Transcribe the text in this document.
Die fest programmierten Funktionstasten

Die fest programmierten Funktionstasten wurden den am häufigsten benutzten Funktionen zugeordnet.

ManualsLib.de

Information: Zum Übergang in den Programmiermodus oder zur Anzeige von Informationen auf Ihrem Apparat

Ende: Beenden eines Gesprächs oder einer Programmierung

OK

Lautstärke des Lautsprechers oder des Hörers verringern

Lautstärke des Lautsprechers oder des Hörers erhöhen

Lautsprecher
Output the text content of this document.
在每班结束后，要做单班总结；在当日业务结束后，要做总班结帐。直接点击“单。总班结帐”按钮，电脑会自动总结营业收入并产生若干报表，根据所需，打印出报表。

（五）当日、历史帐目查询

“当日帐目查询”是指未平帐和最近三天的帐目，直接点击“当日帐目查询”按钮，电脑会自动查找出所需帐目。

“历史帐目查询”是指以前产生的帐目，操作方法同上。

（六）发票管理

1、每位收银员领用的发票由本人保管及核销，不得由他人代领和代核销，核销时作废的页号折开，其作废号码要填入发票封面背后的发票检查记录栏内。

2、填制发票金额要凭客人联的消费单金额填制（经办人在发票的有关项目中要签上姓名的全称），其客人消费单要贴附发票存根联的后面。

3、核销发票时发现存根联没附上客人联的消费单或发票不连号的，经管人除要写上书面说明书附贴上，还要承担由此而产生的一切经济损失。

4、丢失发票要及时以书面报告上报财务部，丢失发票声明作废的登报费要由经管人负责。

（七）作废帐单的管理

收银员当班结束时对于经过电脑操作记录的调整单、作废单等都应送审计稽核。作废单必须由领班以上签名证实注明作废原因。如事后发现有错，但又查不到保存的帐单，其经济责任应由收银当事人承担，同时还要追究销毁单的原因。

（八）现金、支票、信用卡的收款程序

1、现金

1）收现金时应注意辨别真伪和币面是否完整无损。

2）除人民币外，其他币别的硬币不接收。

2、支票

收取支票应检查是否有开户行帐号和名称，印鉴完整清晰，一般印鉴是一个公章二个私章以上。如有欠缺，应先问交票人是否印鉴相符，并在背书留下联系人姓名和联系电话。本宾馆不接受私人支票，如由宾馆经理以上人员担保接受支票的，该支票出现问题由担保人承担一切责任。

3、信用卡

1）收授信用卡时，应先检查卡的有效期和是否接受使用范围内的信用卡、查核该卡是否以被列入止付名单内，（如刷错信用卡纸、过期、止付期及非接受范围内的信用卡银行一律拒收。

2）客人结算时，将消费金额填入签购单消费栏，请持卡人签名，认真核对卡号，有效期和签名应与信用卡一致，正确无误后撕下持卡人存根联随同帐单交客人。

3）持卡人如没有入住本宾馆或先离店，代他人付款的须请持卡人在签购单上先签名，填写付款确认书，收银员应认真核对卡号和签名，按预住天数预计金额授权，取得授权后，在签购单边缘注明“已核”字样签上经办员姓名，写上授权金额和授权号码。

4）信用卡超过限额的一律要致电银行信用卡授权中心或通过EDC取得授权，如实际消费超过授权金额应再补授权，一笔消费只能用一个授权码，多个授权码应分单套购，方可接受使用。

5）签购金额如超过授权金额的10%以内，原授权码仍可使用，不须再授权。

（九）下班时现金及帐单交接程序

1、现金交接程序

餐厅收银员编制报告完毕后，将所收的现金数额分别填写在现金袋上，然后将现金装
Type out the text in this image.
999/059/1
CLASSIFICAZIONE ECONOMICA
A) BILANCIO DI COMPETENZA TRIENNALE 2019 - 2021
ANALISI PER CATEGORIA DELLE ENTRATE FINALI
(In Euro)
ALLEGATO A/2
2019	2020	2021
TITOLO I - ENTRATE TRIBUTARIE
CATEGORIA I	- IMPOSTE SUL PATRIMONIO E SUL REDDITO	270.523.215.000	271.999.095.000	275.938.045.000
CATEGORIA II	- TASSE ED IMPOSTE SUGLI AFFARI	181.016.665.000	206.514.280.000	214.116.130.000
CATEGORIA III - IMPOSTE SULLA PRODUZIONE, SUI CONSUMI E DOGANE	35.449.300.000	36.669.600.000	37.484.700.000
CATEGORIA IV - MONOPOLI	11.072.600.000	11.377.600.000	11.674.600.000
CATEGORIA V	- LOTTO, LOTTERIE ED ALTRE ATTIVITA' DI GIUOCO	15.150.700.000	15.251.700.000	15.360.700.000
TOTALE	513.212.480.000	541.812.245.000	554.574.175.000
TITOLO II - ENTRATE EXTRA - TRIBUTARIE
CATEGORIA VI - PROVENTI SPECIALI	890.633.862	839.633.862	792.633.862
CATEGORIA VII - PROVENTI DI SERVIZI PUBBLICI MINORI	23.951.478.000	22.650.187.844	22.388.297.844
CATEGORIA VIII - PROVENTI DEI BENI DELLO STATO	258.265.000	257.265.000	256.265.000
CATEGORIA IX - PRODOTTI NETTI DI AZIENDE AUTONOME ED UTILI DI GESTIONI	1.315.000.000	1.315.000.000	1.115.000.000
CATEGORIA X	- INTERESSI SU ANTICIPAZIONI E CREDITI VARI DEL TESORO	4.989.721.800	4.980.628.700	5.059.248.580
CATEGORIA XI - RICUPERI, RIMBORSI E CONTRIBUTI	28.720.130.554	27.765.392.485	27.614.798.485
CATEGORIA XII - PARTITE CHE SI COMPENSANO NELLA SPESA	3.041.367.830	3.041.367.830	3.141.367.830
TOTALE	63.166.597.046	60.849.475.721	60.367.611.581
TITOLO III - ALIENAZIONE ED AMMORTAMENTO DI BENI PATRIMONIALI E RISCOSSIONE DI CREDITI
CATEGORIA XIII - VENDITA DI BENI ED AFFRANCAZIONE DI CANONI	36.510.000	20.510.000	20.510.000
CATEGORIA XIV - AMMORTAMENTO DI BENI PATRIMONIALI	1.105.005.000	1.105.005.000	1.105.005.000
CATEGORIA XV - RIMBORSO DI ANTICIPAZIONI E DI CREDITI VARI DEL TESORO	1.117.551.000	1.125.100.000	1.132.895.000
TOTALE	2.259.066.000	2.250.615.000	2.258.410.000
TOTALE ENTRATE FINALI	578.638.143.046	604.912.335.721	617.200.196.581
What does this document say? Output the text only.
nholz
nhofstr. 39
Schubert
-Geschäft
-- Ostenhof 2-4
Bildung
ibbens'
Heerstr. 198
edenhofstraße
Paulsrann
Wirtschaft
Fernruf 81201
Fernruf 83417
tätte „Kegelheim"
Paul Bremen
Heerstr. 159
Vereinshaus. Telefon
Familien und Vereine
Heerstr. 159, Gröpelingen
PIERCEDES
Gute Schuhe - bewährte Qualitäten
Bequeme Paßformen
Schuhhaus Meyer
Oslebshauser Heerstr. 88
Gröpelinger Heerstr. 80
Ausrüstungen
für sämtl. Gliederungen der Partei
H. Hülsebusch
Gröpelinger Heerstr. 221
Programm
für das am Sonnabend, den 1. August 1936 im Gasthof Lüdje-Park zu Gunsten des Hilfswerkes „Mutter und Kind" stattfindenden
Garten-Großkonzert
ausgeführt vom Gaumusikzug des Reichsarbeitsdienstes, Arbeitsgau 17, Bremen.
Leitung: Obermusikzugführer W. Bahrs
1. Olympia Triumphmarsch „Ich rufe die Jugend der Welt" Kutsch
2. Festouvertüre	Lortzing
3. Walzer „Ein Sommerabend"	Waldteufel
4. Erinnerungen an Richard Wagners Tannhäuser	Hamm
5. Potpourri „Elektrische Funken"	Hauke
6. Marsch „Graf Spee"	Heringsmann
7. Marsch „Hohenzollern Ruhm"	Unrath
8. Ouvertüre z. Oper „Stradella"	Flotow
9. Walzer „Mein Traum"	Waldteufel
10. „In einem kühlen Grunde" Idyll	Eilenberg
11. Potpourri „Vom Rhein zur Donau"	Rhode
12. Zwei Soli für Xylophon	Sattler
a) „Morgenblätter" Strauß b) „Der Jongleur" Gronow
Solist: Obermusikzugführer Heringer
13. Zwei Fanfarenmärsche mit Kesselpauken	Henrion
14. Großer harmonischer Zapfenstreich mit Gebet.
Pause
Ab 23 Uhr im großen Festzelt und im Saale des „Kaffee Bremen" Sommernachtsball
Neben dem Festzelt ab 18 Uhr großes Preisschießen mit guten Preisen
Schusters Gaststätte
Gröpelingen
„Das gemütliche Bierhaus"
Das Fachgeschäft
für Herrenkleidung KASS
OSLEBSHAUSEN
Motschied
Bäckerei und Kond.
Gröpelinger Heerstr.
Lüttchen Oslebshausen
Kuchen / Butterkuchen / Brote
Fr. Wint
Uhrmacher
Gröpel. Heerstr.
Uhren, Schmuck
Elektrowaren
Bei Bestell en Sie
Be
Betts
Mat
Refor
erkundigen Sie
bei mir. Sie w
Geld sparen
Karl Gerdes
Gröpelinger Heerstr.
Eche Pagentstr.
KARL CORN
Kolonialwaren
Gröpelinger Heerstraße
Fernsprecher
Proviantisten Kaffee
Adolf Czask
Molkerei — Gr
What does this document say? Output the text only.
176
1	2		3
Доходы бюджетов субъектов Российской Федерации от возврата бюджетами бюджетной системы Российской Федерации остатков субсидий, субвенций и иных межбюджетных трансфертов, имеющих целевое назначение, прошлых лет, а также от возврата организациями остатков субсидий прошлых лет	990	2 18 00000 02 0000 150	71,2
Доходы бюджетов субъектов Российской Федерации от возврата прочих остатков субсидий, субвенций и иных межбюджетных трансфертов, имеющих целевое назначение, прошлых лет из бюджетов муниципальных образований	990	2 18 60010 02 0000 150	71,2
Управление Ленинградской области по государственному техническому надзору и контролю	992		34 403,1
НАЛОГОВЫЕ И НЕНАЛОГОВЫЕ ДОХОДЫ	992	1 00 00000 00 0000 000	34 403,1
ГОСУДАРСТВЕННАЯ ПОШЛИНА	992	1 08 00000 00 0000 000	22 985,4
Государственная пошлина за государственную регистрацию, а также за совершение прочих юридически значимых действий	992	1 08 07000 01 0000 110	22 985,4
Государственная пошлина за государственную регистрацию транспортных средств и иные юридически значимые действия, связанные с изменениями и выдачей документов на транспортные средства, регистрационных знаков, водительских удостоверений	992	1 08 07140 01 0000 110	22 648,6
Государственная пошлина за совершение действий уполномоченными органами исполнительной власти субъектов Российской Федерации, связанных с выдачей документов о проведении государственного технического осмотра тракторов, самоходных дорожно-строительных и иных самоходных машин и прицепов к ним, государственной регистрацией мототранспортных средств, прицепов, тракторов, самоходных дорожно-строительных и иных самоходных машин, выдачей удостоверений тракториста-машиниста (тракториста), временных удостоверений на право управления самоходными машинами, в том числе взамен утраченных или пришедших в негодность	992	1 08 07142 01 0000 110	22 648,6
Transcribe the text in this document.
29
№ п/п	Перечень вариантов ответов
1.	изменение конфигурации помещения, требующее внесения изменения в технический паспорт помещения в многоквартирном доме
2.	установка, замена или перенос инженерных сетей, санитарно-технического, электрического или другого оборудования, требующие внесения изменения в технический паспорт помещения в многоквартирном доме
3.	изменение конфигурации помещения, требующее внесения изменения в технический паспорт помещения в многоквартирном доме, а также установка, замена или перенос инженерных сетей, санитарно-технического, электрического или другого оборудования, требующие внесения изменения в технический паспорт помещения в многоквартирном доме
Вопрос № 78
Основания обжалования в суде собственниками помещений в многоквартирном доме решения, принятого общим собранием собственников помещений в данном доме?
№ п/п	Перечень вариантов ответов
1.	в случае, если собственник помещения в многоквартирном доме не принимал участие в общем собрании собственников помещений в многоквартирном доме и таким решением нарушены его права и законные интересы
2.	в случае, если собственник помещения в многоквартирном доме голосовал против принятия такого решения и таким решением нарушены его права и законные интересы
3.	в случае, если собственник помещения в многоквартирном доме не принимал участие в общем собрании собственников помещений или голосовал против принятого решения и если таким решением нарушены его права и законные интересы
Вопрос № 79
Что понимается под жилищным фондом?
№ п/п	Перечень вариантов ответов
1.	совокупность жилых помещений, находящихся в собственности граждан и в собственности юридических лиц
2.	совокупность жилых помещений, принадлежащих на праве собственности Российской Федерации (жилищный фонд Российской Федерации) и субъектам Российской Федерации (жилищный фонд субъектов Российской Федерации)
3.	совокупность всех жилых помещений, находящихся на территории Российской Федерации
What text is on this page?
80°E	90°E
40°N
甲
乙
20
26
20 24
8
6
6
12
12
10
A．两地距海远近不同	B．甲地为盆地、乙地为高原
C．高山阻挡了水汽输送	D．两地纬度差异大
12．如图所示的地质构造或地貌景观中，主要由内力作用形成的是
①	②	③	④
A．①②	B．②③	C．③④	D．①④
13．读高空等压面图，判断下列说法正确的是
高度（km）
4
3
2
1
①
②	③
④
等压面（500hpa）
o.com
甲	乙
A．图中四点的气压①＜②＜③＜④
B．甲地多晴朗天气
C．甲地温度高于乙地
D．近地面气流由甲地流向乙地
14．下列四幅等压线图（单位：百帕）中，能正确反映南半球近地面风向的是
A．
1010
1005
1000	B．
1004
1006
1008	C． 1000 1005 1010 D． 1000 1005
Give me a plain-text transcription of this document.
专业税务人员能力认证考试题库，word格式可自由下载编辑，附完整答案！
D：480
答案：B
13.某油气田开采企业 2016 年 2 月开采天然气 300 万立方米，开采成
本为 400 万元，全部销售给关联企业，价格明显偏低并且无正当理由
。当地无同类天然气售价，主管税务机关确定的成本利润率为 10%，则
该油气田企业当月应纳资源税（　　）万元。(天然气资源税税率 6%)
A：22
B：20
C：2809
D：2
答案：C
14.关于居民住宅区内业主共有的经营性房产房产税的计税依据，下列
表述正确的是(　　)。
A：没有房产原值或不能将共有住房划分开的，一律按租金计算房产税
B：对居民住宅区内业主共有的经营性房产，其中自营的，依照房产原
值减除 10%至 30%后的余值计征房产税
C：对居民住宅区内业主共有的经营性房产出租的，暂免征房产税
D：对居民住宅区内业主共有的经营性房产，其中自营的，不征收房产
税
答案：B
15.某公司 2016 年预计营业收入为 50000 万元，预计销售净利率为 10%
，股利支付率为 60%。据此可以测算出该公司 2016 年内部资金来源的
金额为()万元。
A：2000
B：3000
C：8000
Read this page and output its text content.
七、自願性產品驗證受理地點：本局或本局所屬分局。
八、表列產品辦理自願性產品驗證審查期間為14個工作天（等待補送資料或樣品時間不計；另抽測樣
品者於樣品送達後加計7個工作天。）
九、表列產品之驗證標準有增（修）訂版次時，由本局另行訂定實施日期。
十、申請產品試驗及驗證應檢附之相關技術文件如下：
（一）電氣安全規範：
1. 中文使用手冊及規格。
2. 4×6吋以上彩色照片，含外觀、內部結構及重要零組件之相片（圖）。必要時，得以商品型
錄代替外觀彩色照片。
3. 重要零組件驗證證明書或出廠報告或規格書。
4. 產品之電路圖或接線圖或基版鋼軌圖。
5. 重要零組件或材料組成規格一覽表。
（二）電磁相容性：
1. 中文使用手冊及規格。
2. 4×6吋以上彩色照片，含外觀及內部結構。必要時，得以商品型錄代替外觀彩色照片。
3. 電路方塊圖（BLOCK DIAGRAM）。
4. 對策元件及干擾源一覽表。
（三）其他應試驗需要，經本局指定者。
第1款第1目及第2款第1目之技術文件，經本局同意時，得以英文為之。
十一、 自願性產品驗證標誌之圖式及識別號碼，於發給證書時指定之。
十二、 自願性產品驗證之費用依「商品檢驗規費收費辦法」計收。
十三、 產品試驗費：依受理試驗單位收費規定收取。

☆ ☆ ☆ ☆ ☆

▶ [TASK INSTRUCTIONS]: Of all the lines above, how many contain the word "Zwei"? Give the number and nothing else.

▶ [OUTPUT FOR THIS EXERCISE]: 2